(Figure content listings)

■ ■ ■ ■

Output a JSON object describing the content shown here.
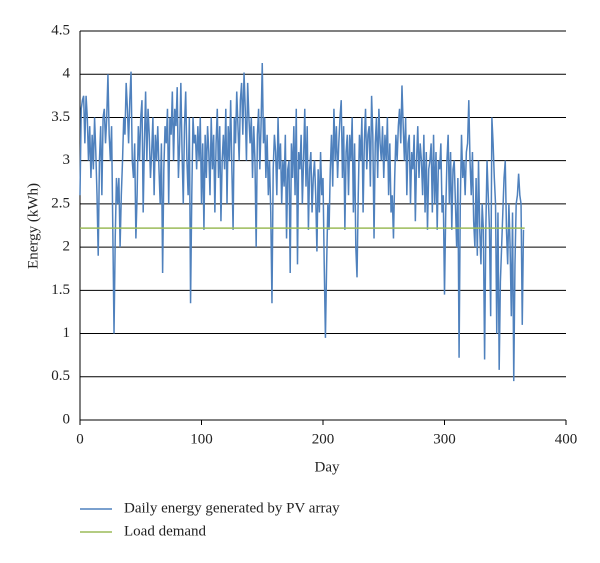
{
  "chart_data": {
    "type": "line",
    "xlabel": "Day",
    "ylabel": "Energy (kWh)",
    "xlim": [
      0,
      400
    ],
    "xticks": [
      0,
      100,
      200,
      300,
      400
    ],
    "ylim": [
      0,
      4.5
    ],
    "yticks": [
      0,
      0.5,
      1,
      1.5,
      2,
      2.5,
      3,
      3.5,
      4,
      4.5
    ],
    "grid": true,
    "legend": "bottom",
    "series": [
      {
        "name": "Daily energy generated by PV array",
        "color": "#4f81bd",
        "x": [
          0,
          1,
          2,
          3,
          4,
          5,
          6,
          7,
          8,
          9,
          10,
          11,
          12,
          13,
          14,
          15,
          16,
          17,
          18,
          19,
          20,
          21,
          22,
          23,
          24,
          25,
          26,
          27,
          28,
          29,
          30,
          31,
          32,
          33,
          34,
          35,
          36,
          37,
          38,
          39,
          40,
          41,
          42,
          43,
          44,
          45,
          46,
          47,
          48,
          49,
          50,
          51,
          52,
          53,
          54,
          55,
          56,
          57,
          58,
          59,
          60,
          61,
          62,
          63,
          64,
          65,
          66,
          67,
          68,
          69,
          70,
          71,
          72,
          73,
          74,
          75,
          76,
          77,
          78,
          79,
          80,
          81,
          82,
          83,
          84,
          85,
          86,
          87,
          88,
          89,
          90,
          91,
          92,
          93,
          94,
          95,
          96,
          97,
          98,
          99,
          100,
          101,
          102,
          103,
          104,
          105,
          106,
          107,
          108,
          109,
          110,
          111,
          112,
          113,
          114,
          115,
          116,
          117,
          118,
          119,
          120,
          121,
          122,
          123,
          124,
          125,
          126,
          127,
          128,
          129,
          130,
          131,
          132,
          133,
          134,
          135,
          136,
          137,
          138,
          139,
          140,
          141,
          142,
          143,
          144,
          145,
          146,
          147,
          148,
          149,
          150,
          151,
          152,
          153,
          154,
          155,
          156,
          157,
          158,
          159,
          160,
          161,
          162,
          163,
          164,
          165,
          166,
          167,
          168,
          169,
          170,
          171,
          172,
          173,
          174,
          175,
          176,
          177,
          178,
          179,
          180,
          181,
          182,
          183,
          184,
          185,
          186,
          187,
          188,
          189,
          190,
          191,
          192,
          193,
          194,
          195,
          196,
          197,
          198,
          199,
          200,
          201,
          202,
          203,
          204,
          205,
          206,
          207,
          208,
          209,
          210,
          211,
          212,
          213,
          214,
          215,
          216,
          217,
          218,
          219,
          220,
          221,
          222,
          223,
          224,
          225,
          226,
          227,
          228,
          229,
          230,
          231,
          232,
          233,
          234,
          235,
          236,
          237,
          238,
          239,
          240,
          241,
          242,
          243,
          244,
          245,
          246,
          247,
          248,
          249,
          250,
          251,
          252,
          253,
          254,
          255,
          256,
          257,
          258,
          259,
          260,
          261,
          262,
          263,
          264,
          265,
          266,
          267,
          268,
          269,
          270,
          271,
          272,
          273,
          274,
          275,
          276,
          277,
          278,
          279,
          280,
          281,
          282,
          283,
          284,
          285,
          286,
          287,
          288,
          289,
          290,
          291,
          292,
          293,
          294,
          295,
          296,
          297,
          298,
          299,
          300,
          301,
          302,
          303,
          304,
          305,
          306,
          307,
          308,
          309,
          310,
          311,
          312,
          313,
          314,
          315,
          316,
          317,
          318,
          319,
          320,
          321,
          322,
          323,
          324,
          325,
          326,
          327,
          328,
          329,
          330,
          331,
          332,
          333,
          334,
          335,
          336,
          337,
          338,
          339,
          340,
          341,
          342,
          343,
          344,
          345,
          346,
          347,
          348,
          349,
          350,
          351,
          352,
          353,
          354,
          355,
          356,
          357,
          358,
          359,
          360,
          361,
          362,
          363,
          364,
          365
        ],
        "values": [
          2.6,
          3.6,
          3.7,
          3.75,
          3.2,
          3.75,
          3.5,
          3.0,
          3.4,
          2.8,
          3.3,
          2.9,
          3.5,
          3.1,
          2.6,
          1.9,
          3.0,
          3.4,
          2.6,
          3.5,
          3.6,
          3.2,
          3.5,
          4.0,
          3.3,
          3.0,
          3.4,
          2.2,
          1.0,
          2.1,
          2.8,
          2.5,
          2.8,
          2.0,
          2.6,
          3.0,
          3.5,
          3.3,
          3.9,
          3.6,
          3.2,
          3.7,
          4.03,
          3.0,
          2.8,
          3.2,
          2.1,
          2.6,
          3.4,
          3.0,
          3.5,
          3.7,
          2.4,
          3.2,
          3.8,
          3.0,
          3.6,
          3.3,
          2.8,
          3.1,
          3.5,
          2.6,
          3.3,
          3.0,
          3.4,
          2.9,
          2.5,
          3.2,
          1.7,
          2.9,
          3.4,
          3.2,
          3.6,
          2.5,
          3.5,
          3.3,
          3.8,
          3.0,
          3.6,
          3.4,
          3.85,
          2.8,
          3.2,
          3.9,
          3.1,
          2.5,
          3.4,
          3.8,
          3.0,
          2.6,
          3.5,
          1.35,
          2.6,
          3.5,
          3.2,
          3.3,
          2.9,
          3.4,
          3.0,
          3.5,
          2.5,
          3.2,
          2.2,
          3.3,
          2.8,
          3.4,
          3.1,
          2.6,
          3.5,
          2.9,
          3.3,
          2.4,
          3.2,
          3.6,
          2.8,
          3.4,
          2.3,
          3.0,
          3.3,
          2.9,
          3.6,
          2.5,
          3.4,
          3.0,
          3.7,
          2.9,
          2.2,
          3.5,
          3.2,
          3.8,
          3.4,
          3.0,
          3.7,
          3.9,
          3.3,
          4.02,
          3.6,
          3.0,
          3.9,
          3.5,
          3.2,
          3.5,
          2.8,
          3.4,
          3.0,
          2.0,
          3.3,
          3.6,
          2.9,
          3.4,
          4.13,
          3.2,
          3.5,
          2.8,
          3.3,
          2.6,
          3.0,
          2.4,
          1.35,
          2.9,
          3.3,
          3.1,
          2.6,
          3.5,
          2.9,
          3.2,
          2.5,
          3.0,
          2.7,
          3.3,
          2.1,
          2.9,
          3.0,
          1.7,
          3.2,
          2.8,
          3.4,
          2.6,
          3.6,
          1.8,
          3.1,
          2.9,
          3.3,
          2.5,
          3.0,
          3.6,
          2.7,
          3.4,
          2.2,
          2.9,
          3.1,
          2.4,
          2.8,
          3.0,
          2.6,
          1.95,
          2.9,
          2.4,
          3.1,
          2.6,
          2.8,
          1.8,
          0.95,
          1.8,
          2.5,
          2.2,
          2.9,
          3.3,
          2.7,
          3.6,
          3.0,
          3.4,
          2.8,
          3.2,
          3.5,
          3.7,
          2.8,
          3.4,
          2.2,
          3.1,
          3.3,
          2.6,
          3.3,
          3.0,
          3.5,
          2.4,
          3.2,
          2.0,
          1.65,
          2.6,
          3.3,
          3.0,
          3.5,
          2.4,
          3.2,
          3.6,
          2.9,
          3.3,
          3.4,
          2.7,
          3.75,
          3.3,
          2.1,
          3.2,
          3.5,
          2.8,
          3.6,
          3.2,
          3.0,
          3.4,
          2.8,
          3.3,
          3.0,
          3.5,
          2.6,
          3.2,
          2.4,
          2.6,
          2.1,
          2.8,
          3.3,
          3.0,
          3.4,
          3.6,
          3.2,
          3.87,
          3.4,
          3.0,
          3.5,
          2.6,
          3.2,
          3.3,
          2.5,
          3.1,
          2.9,
          3.3,
          2.3,
          3.0,
          3.4,
          2.8,
          3.2,
          3.0,
          2.6,
          3.3,
          2.4,
          3.1,
          2.2,
          2.9,
          3.0,
          3.2,
          2.4,
          3.3,
          2.5,
          3.1,
          2.2,
          3.0,
          2.9,
          3.2,
          2.4,
          2.6,
          1.45,
          2.4,
          3.0,
          3.3,
          2.5,
          3.1,
          2.2,
          2.9,
          3.0,
          2.5,
          2.0,
          2.8,
          0.72,
          2.5,
          3.3,
          2.8,
          3.0,
          2.6,
          3.1,
          3.2,
          3.7,
          3.0,
          2.6,
          3.1,
          2.3,
          2.0,
          2.8,
          1.9,
          3.0,
          2.2,
          1.8,
          2.5,
          2.2,
          0.7,
          2.2,
          3.0,
          2.6,
          2.2,
          1.2,
          3.5,
          3.2,
          2.8,
          2.5,
          1.0,
          2.4,
          0.58,
          1.6,
          2.0,
          2.4,
          2.8,
          3.0,
          2.2,
          1.8,
          2.5,
          2.0,
          1.2,
          2.4,
          0.45,
          1.8,
          2.5,
          2.6,
          2.85,
          2.6,
          2.5,
          1.1,
          2.2
        ]
      },
      {
        "name": "Load demand",
        "color": "#9bbb59",
        "x": [
          0,
          366
        ],
        "values": [
          2.22,
          2.22
        ]
      }
    ]
  }
}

■ ■ ■ ■

Search the material above for "name". Pull out each line where it shows up.

        "name": "Daily energy generated by PV array",
        "name": "Load demand",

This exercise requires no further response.